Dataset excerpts
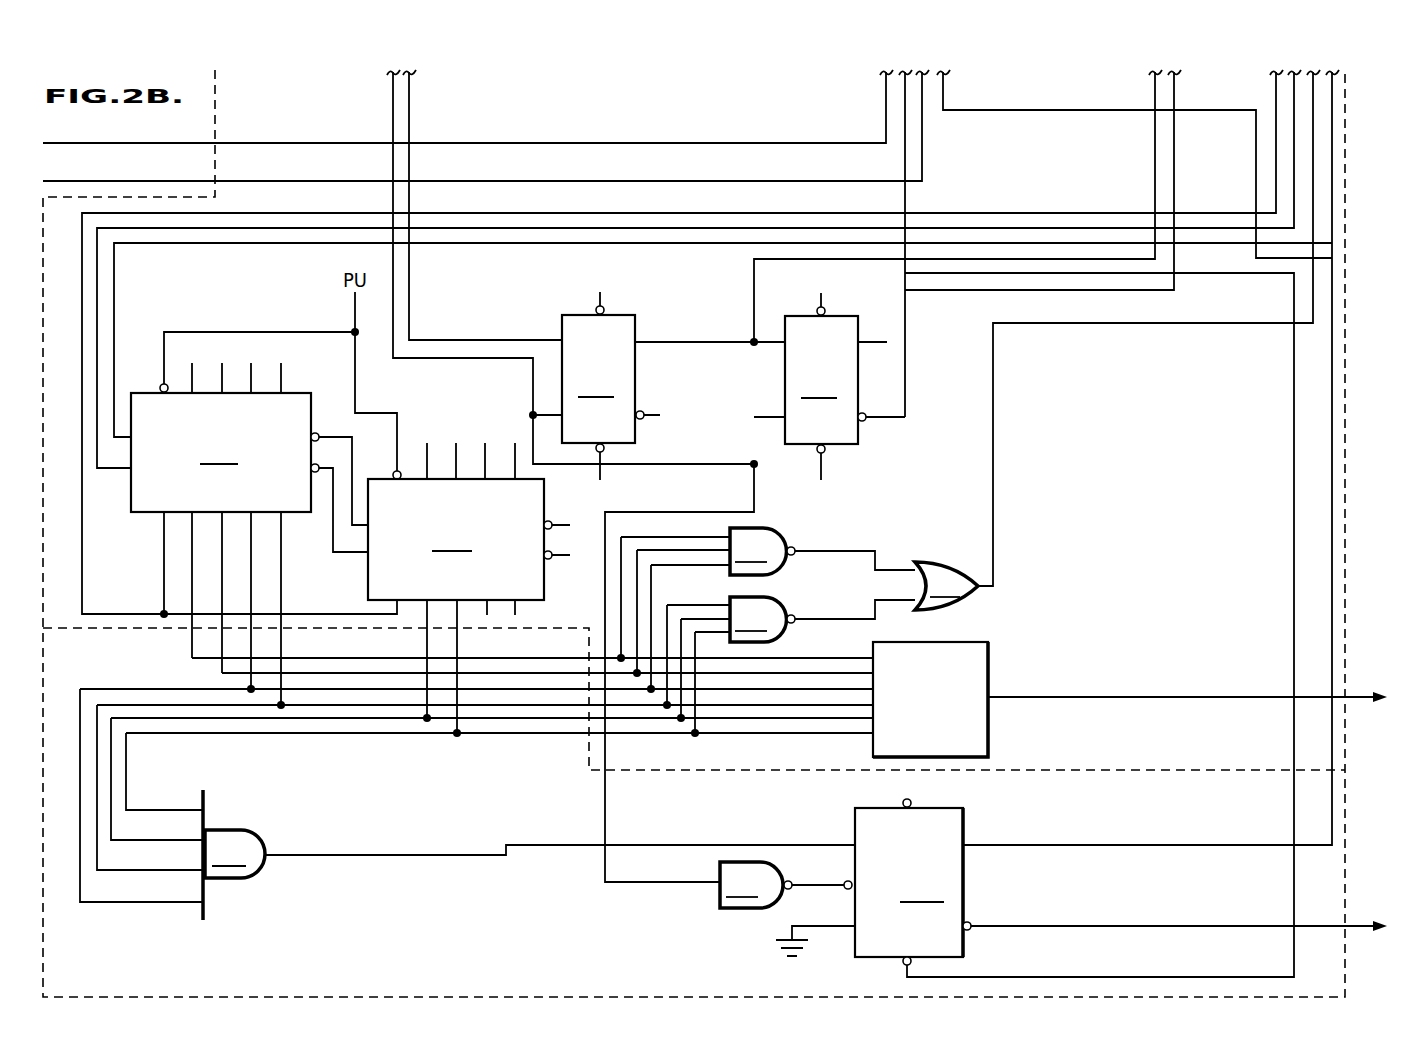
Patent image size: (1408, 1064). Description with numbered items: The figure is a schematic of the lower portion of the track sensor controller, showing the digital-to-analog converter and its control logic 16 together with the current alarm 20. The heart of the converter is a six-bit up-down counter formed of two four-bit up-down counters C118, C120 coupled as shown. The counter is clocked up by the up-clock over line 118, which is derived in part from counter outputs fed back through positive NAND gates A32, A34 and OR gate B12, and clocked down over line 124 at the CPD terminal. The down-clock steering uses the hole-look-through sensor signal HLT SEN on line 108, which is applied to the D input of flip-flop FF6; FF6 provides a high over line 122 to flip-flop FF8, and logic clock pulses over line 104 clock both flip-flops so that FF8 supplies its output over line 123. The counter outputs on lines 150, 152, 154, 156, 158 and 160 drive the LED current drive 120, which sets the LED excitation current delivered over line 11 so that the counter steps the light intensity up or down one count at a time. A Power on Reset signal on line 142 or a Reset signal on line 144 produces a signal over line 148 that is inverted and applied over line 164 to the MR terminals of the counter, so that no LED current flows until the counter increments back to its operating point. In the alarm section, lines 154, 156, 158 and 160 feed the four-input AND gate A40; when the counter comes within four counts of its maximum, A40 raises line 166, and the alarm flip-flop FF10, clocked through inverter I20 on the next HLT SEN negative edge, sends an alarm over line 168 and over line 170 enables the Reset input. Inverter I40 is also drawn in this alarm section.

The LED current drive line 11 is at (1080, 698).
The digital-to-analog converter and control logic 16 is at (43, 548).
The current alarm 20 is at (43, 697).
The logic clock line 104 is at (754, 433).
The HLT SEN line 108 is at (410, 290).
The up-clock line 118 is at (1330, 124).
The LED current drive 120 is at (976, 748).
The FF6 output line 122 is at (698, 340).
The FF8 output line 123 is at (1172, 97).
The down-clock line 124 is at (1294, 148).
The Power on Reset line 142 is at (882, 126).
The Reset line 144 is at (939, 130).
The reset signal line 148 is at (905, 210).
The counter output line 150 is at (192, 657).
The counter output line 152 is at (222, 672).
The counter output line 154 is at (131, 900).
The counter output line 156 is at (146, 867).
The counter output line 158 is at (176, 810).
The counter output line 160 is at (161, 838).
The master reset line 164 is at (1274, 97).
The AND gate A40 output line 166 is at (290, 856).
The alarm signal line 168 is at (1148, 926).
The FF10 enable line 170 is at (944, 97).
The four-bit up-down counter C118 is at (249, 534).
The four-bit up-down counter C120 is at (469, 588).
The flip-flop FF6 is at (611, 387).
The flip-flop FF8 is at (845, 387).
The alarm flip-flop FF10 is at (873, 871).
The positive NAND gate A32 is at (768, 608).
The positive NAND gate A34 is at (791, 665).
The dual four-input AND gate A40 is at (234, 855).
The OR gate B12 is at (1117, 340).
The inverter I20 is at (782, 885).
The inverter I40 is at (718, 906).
* * *
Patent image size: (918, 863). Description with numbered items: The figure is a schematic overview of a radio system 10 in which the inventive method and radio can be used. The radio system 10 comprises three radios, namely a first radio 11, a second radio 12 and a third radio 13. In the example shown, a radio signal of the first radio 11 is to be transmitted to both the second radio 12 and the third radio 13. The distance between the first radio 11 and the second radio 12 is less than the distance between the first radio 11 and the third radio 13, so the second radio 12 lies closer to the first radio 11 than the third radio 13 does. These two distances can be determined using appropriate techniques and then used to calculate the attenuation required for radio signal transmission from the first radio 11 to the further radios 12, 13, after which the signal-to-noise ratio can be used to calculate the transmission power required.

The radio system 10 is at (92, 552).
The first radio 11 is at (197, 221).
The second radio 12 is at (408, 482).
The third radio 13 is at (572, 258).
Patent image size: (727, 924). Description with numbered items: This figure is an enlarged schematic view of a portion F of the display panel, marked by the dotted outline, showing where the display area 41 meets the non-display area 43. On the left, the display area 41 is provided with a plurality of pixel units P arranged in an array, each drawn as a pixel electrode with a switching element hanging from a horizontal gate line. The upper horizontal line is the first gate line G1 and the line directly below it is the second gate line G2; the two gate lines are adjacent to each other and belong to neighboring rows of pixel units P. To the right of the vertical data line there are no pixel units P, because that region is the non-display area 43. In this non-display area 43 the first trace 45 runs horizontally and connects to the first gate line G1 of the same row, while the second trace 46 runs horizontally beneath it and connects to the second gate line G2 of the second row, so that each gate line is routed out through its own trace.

WHAT IS REQUIRED: Can you reproduce word for word the lines of the listing that start with the line containing "Patent image size: (1408, 1064)." and go on through the line containing "The reset signal line 148 is at (905, 210).", including both of those lines?

EXERCISE OUTPUT:
Patent image size: (1408, 1064). Description with numbered items: The figure is a schematic of the lower portion of the track sensor controller, showing the digital-to-analog converter and its control logic 16 together with the current alarm 20. The heart of the converter is a six-bit up-down counter formed of two four-bit up-down counters C118, C120 coupled as shown. The counter is clocked up by the up-clock over line 118, which is derived in part from counter outputs fed back through positive NAND gates A32, A34 and OR gate B12, and clocked down over line 124 at the CPD terminal. The down-clock steering uses the hole-look-through sensor signal HLT SEN on line 108, which is applied to the D input of flip-flop FF6; FF6 provides a high over line 122 to flip-flop FF8, and logic clock pulses over line 104 clock both flip-flops so that FF8 supplies its output over line 123. The counter outputs on lines 150, 152, 154, 156, 158 and 160 drive the LED current drive 120, which sets the LED excitation current delivered over line 11 so that the counter steps the light intensity up or down one count at a time. A Power on Reset signal on line 142 or a Reset signal on line 144 produces a signal over line 148 that is inverted and applied over line 164 to the MR terminals of the counter, so that no LED current flows until the counter increments back to its operating point. In the alarm section, lines 154, 156, 158 and 160 feed the four-input AND gate A40; when the counter comes within four counts of its maximum, A40 raises line 166, and the alarm flip-flop FF10, clocked through inverter I20 on the next HLT SEN negative edge, sends an alarm over line 168 and over line 170 enables the Reset input. Inverter I40 is also drawn in this alarm section.

The LED current drive line 11 is at (1080, 698).
The digital-to-analog converter and control logic 16 is at (43, 548).
The current alarm 20 is at (43, 697).
The logic clock line 104 is at (754, 433).
The HLT SEN line 108 is at (410, 290).
The up-clock line 118 is at (1330, 124).
The LED current drive 120 is at (976, 748).
The FF6 output line 122 is at (698, 340).
The FF8 output line 123 is at (1172, 97).
The down-clock line 124 is at (1294, 148).
The Power on Reset line 142 is at (882, 126).
The Reset line 144 is at (939, 130).
The reset signal line 148 is at (905, 210).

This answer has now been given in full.